[[ Text block open ]]

ChatGPT’s Search Feature May Potentially Challenge Google Search
ChatGPT’s Search Feature May Potentially Challenge Google Search
Today, if you have something to search you’re most certainly heading to Google Search (unless you’re the minority that uses Bing or other more obscure alternatives). However, Google’s search dominance may be facing competition from OpenAI – the leading horse in the AI race – as the company is testing a search feature similar to how search engines work.
Bloomberg reports that OpenAI is currently developing this feature which searches the web for any user queries, with citations to match (similar to how Microsoft’s Copilot AI works, which is powered by OpenAI’s GPT-4 Turbo model). The outlet describes one version of the search feature capable of presenting images along with its text responses as needed, which can be useful for presenting a diagram, to name an example.

[[ Text block closed ]]

§ Questions:
1 > List every named software product or service mentioned in the article about ChatGPT's search feature.
2 > Pick up the article about ChatGPT's search feature after its last sentence and continue it.
Nothing in the rows is needed here.

[[ Data provided open ]]

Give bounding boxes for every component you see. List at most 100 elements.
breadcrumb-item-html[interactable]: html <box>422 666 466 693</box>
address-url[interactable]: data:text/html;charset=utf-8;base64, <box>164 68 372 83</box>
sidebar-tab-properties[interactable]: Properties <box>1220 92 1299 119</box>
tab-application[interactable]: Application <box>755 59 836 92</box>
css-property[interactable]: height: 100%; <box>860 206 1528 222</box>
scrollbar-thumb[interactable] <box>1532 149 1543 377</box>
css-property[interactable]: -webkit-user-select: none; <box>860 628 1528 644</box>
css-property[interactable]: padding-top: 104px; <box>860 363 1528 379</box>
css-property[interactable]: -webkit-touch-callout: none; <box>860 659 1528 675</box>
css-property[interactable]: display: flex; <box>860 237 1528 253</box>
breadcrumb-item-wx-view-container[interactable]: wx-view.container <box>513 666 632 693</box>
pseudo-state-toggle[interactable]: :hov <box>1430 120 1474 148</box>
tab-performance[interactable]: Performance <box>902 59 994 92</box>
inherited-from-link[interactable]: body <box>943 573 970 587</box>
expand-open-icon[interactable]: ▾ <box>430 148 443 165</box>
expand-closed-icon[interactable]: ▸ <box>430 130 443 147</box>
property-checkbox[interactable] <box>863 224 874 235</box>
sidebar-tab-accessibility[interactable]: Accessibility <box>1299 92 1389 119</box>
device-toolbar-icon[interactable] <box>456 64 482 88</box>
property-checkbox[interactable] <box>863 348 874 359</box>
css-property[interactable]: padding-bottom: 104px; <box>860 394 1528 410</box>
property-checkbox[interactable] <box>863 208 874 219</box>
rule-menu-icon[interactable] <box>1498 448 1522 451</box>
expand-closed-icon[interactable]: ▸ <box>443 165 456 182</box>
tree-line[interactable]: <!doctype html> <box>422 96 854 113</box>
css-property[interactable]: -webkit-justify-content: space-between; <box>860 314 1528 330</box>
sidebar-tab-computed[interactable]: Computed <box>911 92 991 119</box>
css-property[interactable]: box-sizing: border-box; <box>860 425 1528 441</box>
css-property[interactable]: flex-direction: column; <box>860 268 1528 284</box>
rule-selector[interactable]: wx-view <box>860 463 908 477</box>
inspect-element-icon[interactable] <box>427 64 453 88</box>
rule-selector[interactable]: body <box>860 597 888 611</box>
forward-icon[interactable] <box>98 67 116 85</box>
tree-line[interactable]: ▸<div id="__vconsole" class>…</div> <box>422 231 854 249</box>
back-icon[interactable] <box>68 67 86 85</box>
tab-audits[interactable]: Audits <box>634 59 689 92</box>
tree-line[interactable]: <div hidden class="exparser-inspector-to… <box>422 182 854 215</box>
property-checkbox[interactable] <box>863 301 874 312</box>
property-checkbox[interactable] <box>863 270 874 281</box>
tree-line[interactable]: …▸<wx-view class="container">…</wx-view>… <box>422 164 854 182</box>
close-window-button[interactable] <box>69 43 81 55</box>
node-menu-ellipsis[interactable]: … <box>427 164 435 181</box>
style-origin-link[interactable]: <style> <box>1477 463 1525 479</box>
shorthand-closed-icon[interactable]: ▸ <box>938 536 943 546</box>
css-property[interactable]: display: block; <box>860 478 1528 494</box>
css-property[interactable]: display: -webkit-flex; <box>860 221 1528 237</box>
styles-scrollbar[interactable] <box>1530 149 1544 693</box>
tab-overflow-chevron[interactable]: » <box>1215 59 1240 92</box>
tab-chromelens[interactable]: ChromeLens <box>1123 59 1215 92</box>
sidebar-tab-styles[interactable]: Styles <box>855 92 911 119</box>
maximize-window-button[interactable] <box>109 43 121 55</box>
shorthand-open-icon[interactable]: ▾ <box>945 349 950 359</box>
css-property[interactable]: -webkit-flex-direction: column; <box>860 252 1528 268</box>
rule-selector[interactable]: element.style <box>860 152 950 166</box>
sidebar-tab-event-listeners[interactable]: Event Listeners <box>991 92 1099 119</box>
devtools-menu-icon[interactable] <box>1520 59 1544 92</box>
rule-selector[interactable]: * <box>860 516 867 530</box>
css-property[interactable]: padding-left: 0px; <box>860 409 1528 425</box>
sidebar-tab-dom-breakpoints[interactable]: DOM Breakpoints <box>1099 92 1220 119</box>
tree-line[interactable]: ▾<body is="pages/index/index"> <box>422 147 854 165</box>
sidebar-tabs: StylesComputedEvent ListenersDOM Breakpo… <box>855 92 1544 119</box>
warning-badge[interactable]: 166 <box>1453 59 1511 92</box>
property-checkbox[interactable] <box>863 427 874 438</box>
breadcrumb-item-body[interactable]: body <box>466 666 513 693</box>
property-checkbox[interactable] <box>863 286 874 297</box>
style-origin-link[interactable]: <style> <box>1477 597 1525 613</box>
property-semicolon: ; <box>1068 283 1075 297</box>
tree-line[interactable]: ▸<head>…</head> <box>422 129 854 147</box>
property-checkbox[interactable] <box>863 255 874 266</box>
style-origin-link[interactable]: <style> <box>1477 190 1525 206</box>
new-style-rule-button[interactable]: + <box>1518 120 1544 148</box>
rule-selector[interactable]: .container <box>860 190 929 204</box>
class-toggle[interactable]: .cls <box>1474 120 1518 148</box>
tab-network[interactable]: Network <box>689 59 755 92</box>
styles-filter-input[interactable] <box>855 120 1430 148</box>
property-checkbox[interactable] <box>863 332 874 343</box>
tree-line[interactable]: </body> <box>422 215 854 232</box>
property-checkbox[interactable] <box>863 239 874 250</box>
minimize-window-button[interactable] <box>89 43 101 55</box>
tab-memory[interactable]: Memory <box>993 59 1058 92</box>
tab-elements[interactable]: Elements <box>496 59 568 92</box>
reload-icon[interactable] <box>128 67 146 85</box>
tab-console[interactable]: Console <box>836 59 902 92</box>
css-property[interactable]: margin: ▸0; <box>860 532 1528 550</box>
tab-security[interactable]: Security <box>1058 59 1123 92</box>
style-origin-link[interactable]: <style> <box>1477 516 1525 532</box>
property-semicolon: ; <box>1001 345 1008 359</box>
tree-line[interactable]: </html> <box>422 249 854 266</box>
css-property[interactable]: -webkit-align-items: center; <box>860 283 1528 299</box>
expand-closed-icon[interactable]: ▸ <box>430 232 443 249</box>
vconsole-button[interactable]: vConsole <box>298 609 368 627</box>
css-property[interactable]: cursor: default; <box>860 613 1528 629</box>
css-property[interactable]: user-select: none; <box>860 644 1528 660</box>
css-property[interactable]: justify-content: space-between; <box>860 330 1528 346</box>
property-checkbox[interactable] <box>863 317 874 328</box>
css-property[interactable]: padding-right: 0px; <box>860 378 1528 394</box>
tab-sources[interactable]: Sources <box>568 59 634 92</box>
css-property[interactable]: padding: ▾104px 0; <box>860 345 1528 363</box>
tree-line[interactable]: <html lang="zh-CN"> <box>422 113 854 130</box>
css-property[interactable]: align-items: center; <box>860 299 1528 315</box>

[[ Data provided closed ]]

§ Written answers:
1 > ChatGPT, Google Search, Bing, Copilot, GPT-4 Turbo

2 >
Technically speaking, ChatGPT already has the capability to generate responses and cite sources, but the current implementation, even in the paid tiers, often comes with factually incorrect responses (the technical term for it is “hallucination”). The search feature, in this case, will be optimized to avoid such cases from happening. As Engadget points out, @DataChaz on X (Twitter) has found a subdomain search.chatgpt.com registered, though currently unused.

Of course, Google isn’t sitting still – the search engine giant is very determined to protect its bread-and-butter and has since been testing a next-generation search engine dubbed Search Generative Experience (SGE) featuring deeper integration of its generative AI capabilities.
Pokdepinion: Imagine the search engine is no longer Google, but now ChatGPT. Google will do everything to make sure it maintains search engine dominance, but EU’s DMA laws may give ChatGPT a good shot at challenging the status quo.